## What the task asks
Read the listing below and copy out every line that holds "this".

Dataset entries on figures
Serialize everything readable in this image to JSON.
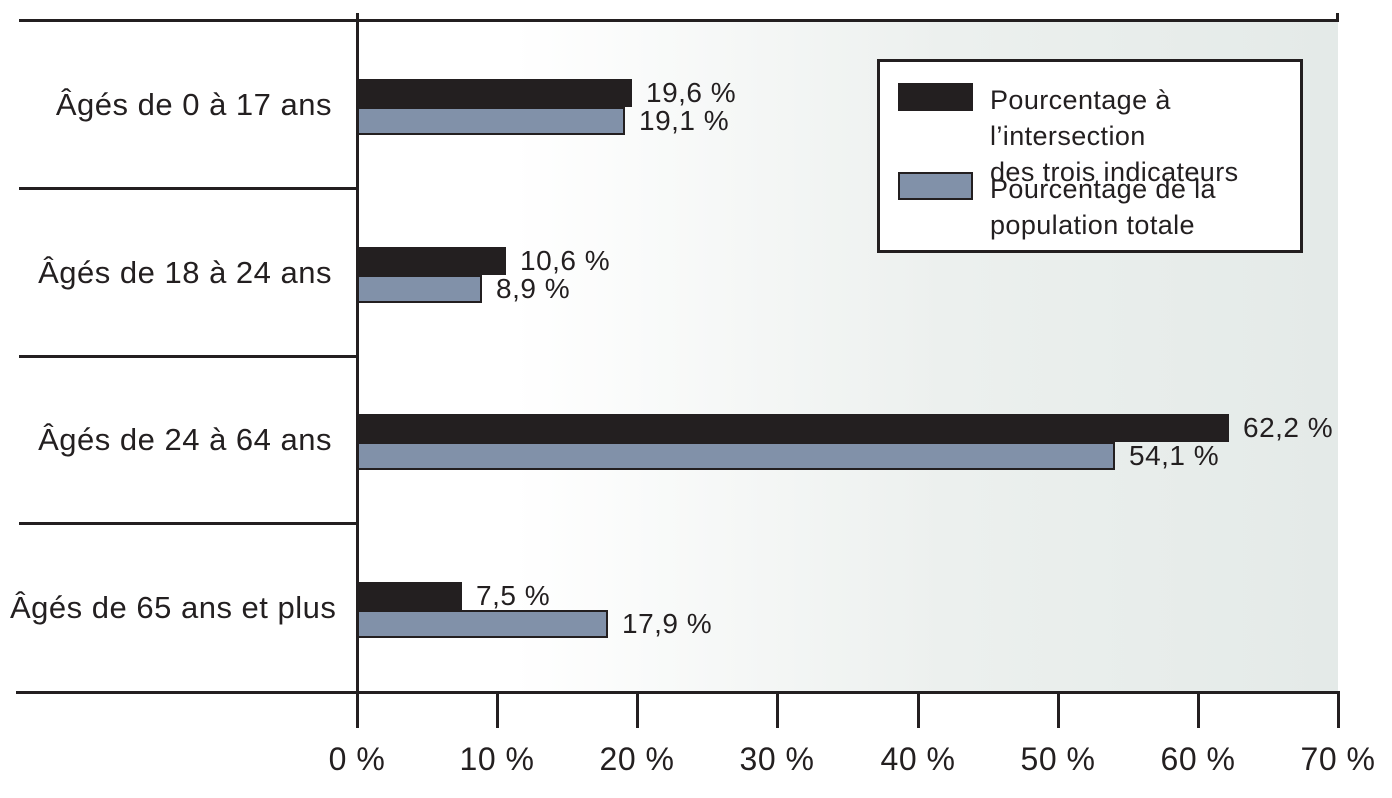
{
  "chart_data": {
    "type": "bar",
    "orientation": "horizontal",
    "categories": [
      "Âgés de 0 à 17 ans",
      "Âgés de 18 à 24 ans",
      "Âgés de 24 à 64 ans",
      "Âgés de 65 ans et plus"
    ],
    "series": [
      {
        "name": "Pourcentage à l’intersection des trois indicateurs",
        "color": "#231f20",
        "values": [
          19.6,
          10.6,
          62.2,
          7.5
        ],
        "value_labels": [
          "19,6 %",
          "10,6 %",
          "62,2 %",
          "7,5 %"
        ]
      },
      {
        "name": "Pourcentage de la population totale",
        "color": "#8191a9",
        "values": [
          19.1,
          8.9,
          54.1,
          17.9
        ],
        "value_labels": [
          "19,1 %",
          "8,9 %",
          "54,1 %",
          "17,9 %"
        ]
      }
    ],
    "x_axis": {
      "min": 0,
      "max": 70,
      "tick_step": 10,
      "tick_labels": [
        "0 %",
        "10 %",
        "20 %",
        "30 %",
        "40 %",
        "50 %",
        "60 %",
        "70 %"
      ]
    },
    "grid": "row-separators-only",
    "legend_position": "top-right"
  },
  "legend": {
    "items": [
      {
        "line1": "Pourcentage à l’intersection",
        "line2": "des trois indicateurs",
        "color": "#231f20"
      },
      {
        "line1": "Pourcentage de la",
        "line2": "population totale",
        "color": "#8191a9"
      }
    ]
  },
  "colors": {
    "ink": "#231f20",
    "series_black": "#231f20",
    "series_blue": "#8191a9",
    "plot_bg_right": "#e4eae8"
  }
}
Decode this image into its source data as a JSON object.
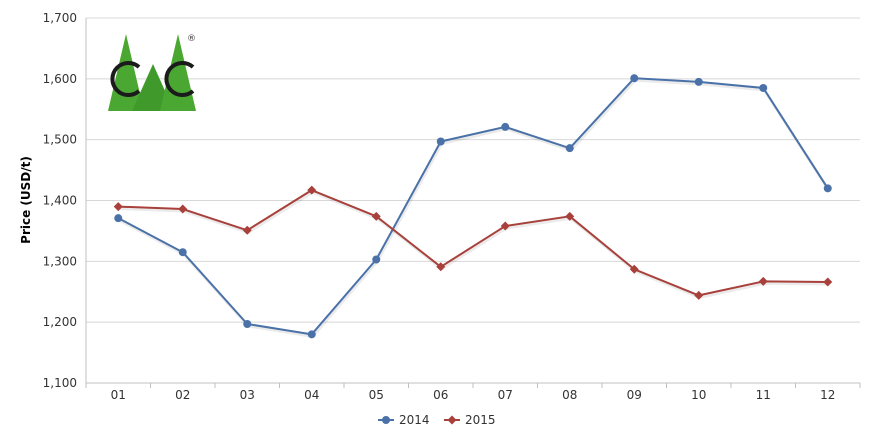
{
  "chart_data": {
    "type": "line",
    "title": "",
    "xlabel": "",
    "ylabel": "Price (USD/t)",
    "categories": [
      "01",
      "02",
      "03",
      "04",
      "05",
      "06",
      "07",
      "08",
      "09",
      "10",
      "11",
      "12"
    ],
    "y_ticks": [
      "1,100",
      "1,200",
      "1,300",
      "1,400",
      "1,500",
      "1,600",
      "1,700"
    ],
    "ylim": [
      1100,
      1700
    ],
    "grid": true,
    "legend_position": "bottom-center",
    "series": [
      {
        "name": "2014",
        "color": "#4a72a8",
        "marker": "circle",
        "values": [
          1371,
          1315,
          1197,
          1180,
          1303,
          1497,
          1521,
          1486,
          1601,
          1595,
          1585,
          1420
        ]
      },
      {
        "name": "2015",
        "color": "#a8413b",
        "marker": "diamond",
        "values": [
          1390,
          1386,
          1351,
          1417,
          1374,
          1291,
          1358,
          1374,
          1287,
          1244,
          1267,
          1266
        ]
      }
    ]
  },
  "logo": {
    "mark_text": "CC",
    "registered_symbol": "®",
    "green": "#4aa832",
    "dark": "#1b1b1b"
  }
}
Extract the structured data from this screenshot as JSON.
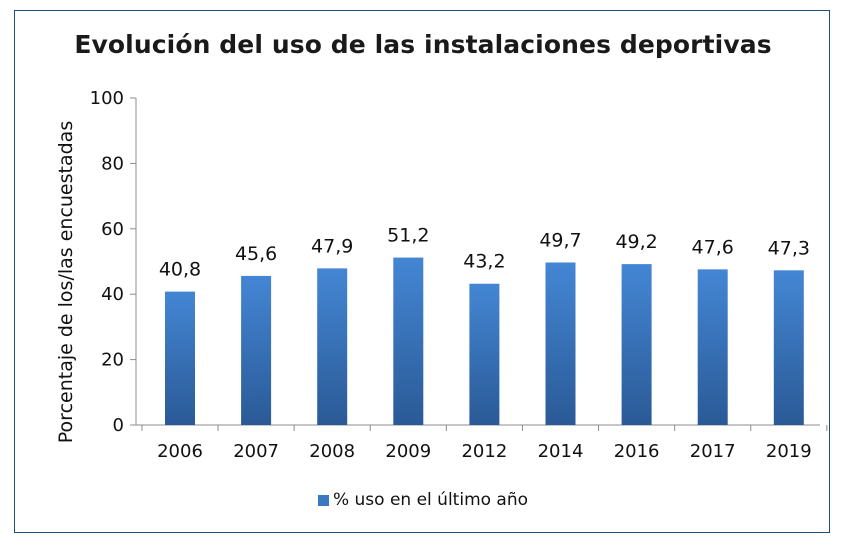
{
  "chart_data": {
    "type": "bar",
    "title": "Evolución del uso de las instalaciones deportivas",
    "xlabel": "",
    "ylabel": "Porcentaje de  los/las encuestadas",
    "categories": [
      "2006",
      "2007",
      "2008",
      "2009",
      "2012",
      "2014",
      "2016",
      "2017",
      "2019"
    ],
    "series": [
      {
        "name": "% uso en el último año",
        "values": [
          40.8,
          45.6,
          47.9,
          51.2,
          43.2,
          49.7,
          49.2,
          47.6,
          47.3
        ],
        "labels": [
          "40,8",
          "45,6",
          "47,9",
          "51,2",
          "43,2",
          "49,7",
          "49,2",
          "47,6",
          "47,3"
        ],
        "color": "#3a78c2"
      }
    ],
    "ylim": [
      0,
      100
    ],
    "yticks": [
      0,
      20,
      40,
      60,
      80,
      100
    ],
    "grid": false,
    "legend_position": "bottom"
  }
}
--
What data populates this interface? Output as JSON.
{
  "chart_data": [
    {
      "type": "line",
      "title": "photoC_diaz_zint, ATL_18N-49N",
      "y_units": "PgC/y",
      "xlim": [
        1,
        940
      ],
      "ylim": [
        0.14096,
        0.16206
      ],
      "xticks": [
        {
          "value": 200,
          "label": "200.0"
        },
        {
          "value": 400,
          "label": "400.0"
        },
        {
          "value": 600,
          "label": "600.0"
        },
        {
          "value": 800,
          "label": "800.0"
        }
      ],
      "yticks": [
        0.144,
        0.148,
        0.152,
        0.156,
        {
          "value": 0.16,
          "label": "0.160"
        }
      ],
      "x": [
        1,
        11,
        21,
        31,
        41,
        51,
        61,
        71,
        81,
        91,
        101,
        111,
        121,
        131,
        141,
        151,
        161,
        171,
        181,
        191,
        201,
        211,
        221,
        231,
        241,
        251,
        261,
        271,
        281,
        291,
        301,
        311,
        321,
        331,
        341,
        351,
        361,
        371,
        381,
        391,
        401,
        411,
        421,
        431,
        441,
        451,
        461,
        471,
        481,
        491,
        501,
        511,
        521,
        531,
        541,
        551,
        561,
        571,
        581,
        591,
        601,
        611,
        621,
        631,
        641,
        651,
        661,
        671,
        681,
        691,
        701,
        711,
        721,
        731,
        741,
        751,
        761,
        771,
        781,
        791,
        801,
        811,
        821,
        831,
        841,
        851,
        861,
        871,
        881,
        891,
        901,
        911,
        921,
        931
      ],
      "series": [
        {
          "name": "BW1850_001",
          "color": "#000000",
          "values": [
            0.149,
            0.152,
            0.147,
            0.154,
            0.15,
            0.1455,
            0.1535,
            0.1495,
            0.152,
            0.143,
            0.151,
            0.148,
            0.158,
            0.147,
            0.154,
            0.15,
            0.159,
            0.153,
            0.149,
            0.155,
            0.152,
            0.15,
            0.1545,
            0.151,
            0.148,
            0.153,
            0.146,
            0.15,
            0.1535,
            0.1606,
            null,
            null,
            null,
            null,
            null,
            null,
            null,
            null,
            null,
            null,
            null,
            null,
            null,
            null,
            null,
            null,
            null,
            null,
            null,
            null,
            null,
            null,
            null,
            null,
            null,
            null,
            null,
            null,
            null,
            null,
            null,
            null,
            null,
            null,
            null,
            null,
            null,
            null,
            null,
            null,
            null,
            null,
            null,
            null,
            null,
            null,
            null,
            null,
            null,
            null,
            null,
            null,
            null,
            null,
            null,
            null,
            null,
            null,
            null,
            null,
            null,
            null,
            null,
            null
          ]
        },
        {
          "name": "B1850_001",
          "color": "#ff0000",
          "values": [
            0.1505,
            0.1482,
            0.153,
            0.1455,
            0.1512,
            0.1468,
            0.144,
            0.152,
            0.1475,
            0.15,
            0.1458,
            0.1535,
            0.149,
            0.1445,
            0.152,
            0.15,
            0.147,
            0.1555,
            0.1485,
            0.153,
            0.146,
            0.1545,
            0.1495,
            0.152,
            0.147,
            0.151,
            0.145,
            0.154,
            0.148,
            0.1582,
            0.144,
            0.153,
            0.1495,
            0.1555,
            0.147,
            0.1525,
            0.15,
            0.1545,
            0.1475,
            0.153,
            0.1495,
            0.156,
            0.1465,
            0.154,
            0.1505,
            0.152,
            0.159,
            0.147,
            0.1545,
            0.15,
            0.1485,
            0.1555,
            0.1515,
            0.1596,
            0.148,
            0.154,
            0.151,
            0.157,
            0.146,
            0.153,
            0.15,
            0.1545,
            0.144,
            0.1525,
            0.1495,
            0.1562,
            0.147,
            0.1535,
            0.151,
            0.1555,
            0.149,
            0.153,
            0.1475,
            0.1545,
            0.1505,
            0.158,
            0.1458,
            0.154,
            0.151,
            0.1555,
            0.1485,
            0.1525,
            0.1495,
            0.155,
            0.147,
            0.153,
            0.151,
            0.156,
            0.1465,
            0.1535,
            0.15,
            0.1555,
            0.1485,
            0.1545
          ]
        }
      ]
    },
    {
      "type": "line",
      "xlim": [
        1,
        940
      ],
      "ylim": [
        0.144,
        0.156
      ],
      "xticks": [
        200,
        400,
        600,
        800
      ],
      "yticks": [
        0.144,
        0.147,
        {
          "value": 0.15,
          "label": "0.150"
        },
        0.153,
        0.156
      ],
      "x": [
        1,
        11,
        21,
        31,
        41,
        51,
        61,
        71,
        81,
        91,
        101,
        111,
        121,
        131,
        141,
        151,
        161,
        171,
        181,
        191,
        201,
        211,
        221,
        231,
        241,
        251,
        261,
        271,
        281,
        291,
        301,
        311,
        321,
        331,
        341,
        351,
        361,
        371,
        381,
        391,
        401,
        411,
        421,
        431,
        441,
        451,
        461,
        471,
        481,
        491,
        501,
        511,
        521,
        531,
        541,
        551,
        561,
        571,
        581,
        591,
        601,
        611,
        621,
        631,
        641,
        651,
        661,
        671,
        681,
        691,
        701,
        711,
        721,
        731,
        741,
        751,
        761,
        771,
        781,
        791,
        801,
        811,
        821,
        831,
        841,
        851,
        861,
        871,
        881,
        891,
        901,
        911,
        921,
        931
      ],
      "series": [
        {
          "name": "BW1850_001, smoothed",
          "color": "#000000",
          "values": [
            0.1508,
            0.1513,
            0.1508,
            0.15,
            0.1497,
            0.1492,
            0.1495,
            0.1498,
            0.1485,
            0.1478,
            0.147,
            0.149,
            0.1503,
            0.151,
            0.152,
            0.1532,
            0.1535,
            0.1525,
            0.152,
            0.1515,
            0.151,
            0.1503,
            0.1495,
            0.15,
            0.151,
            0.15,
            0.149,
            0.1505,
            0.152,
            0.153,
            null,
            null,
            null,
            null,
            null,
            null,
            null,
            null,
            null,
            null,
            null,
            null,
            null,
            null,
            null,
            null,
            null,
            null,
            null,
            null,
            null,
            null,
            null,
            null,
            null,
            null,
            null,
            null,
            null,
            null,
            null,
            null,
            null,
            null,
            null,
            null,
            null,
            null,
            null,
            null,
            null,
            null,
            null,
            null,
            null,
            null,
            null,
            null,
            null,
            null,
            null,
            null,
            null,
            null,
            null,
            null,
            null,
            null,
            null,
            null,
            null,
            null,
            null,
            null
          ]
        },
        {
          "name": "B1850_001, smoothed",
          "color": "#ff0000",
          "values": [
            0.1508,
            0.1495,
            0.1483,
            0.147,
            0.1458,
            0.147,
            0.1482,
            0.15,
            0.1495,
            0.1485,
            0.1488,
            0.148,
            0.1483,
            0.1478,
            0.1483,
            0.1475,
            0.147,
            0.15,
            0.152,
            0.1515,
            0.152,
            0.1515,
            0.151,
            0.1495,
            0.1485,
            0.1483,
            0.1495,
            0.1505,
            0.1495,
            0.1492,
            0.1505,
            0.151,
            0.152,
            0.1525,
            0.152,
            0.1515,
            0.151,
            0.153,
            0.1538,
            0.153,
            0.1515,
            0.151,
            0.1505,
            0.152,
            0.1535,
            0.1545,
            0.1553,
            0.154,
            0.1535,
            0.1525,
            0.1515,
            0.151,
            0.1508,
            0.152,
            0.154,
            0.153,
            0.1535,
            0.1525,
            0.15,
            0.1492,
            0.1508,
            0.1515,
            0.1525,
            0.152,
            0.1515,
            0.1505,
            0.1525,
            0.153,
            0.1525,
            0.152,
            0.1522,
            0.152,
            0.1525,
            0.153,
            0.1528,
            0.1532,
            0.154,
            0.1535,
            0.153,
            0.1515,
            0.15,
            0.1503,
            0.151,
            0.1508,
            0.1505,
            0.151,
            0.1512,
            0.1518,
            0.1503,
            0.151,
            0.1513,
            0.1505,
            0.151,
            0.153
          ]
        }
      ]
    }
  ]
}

## Result of the task
Serialize everything readable in this image to JSON.
Decode this image into its source data as a JSON object.
Extract the structured data from this screenshot as JSON.
What data populates this interface? Output as JSON.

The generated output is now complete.